Check each line for the word "Olyan" and give how many have it. Say nothing else.
--- START OF Data provided ---
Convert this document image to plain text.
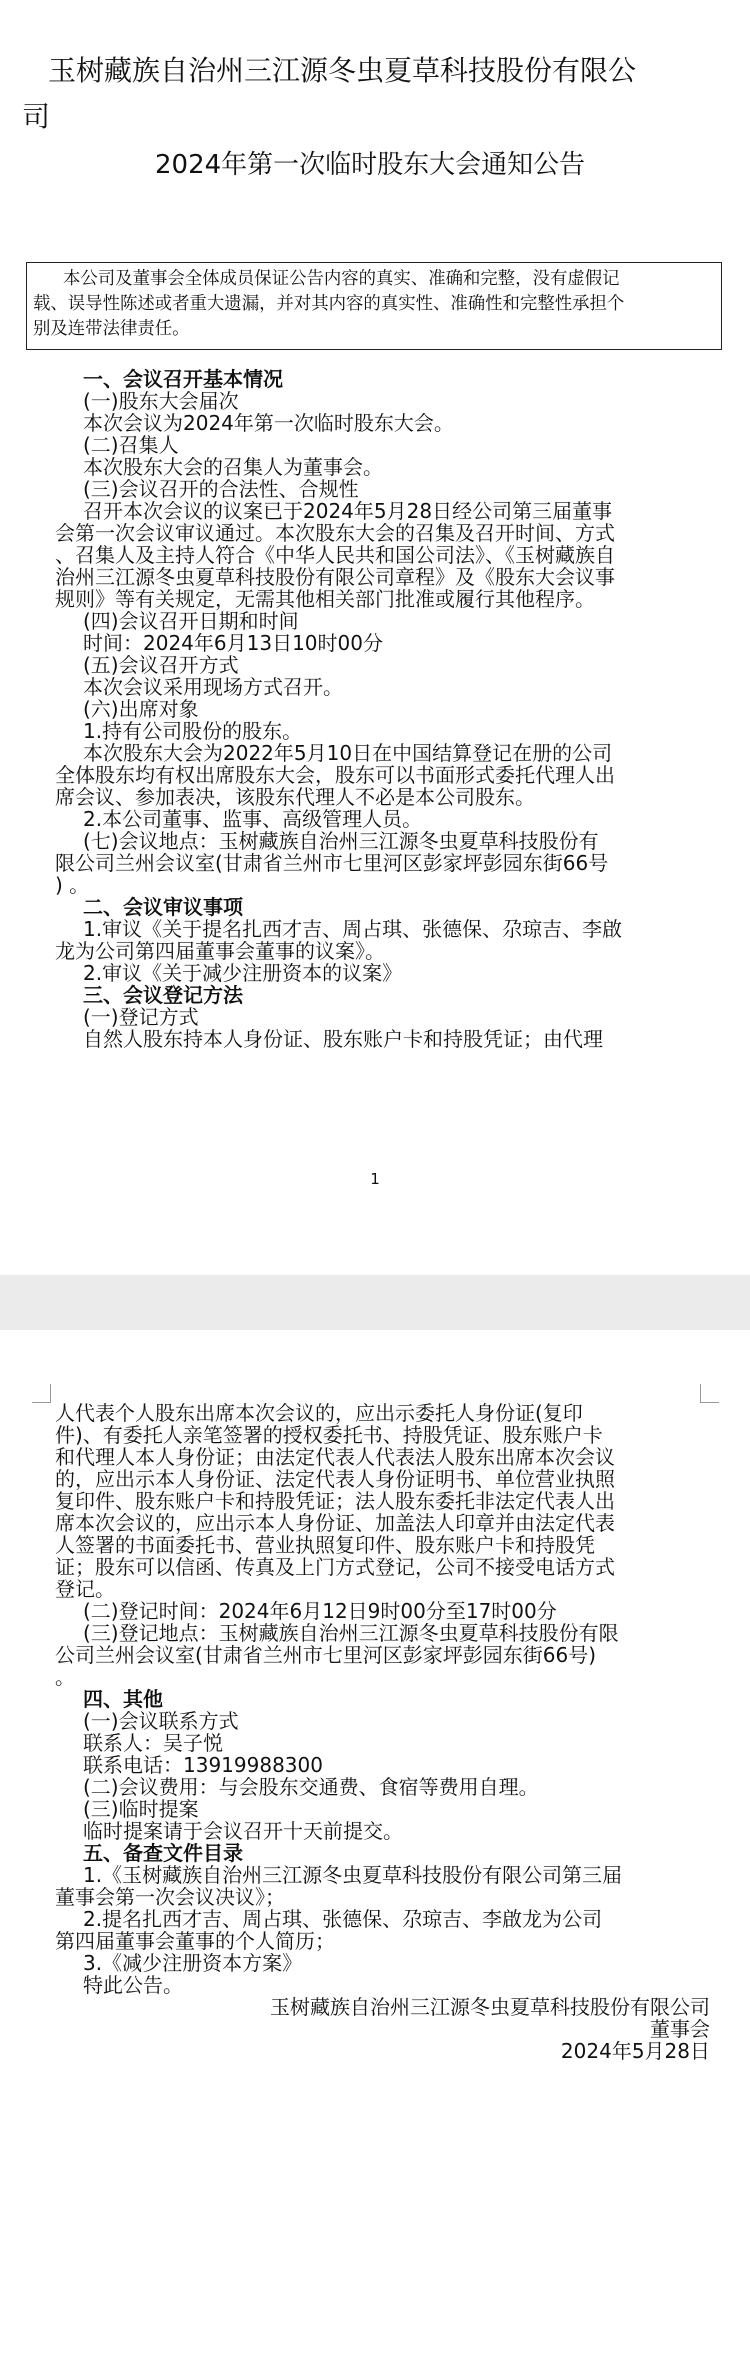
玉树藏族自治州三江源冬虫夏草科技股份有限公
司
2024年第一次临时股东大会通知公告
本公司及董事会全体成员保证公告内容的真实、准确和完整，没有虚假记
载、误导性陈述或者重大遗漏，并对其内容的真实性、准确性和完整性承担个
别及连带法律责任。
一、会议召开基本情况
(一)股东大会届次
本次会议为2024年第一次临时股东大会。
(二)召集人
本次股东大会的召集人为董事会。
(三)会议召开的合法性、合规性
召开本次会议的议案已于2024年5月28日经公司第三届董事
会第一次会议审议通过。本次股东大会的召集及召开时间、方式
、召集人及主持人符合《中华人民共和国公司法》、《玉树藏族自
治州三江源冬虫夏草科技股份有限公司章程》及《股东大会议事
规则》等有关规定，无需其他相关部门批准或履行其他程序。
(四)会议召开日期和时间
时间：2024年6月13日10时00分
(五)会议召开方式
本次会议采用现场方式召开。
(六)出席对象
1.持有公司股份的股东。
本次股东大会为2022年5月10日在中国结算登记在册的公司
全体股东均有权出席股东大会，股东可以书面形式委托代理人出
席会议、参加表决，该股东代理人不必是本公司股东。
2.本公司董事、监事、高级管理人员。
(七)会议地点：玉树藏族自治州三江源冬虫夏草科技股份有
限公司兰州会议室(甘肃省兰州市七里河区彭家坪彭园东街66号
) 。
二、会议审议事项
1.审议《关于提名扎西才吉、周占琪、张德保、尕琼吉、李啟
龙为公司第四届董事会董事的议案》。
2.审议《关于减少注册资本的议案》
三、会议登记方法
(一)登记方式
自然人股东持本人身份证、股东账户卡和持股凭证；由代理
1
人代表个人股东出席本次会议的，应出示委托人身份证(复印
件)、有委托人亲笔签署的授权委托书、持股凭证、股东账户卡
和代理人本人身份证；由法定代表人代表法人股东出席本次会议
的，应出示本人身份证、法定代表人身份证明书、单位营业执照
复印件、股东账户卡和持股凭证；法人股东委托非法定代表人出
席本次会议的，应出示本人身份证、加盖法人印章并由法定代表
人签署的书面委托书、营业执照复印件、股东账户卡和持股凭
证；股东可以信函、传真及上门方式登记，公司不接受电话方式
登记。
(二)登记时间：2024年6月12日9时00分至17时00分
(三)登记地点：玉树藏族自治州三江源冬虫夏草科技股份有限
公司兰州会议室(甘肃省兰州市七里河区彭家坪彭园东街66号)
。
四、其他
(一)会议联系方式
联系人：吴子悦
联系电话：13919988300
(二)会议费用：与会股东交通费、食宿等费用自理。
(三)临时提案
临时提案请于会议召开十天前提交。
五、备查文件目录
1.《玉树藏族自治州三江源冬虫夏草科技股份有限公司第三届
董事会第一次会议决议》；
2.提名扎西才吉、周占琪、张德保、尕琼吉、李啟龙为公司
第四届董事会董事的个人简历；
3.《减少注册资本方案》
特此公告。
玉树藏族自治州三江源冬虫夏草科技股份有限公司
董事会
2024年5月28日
--- END OF Data provided ---
--- START OF Data provided ---
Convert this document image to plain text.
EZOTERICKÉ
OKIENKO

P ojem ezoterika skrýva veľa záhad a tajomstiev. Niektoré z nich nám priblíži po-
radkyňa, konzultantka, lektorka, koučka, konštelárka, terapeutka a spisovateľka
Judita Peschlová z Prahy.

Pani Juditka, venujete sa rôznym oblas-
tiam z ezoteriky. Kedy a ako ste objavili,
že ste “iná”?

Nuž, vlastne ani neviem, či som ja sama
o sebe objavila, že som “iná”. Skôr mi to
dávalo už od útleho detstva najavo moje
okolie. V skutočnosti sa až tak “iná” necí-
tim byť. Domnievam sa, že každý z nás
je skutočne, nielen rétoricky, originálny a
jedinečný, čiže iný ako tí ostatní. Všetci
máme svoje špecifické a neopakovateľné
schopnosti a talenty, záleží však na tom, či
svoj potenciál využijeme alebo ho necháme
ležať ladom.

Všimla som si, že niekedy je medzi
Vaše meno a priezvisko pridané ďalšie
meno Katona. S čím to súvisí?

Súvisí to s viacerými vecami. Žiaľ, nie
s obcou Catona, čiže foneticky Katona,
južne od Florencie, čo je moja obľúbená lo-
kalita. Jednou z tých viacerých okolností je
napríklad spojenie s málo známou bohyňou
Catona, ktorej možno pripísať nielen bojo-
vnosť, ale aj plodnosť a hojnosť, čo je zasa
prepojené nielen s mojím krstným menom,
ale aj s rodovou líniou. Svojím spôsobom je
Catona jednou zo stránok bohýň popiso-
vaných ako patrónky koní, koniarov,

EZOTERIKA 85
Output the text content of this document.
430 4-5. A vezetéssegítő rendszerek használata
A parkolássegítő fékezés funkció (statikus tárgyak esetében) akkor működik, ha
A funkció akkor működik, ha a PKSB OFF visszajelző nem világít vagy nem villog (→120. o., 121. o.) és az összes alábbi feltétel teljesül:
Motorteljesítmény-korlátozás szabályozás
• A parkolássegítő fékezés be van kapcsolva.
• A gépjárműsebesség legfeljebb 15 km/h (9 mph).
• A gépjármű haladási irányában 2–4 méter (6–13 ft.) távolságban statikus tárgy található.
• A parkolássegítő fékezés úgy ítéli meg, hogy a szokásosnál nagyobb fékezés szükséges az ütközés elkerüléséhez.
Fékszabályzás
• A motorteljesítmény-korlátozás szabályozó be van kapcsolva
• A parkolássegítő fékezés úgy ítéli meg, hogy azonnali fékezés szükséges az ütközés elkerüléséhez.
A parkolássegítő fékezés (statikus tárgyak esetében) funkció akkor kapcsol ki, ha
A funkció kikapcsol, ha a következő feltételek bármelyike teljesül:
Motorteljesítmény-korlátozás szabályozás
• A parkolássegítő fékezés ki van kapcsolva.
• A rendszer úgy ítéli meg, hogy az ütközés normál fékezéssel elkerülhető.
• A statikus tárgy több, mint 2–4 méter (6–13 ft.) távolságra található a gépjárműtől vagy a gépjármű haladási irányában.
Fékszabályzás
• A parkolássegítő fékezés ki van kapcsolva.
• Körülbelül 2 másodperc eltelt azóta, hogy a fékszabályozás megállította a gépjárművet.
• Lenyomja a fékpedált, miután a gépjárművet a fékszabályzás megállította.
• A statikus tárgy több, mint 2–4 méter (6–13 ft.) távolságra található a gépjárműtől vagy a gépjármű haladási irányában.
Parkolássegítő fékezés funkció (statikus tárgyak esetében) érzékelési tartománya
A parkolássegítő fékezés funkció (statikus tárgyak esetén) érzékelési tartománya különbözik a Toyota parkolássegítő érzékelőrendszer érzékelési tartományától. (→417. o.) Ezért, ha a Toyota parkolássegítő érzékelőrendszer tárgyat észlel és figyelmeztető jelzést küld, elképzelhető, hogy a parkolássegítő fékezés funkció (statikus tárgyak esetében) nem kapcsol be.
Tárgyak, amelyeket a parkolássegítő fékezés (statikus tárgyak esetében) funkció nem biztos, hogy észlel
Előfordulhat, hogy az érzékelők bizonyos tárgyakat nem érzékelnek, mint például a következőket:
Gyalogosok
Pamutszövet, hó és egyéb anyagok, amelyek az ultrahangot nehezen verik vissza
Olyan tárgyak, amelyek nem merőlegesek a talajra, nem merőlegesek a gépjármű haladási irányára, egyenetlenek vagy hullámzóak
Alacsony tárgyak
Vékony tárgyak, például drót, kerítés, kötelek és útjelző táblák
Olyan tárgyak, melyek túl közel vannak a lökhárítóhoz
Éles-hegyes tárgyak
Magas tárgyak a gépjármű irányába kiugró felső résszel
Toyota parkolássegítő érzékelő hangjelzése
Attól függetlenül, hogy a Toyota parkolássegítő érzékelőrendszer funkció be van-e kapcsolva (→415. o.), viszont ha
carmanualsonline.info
--- END OF Data provided ---
The solution:
2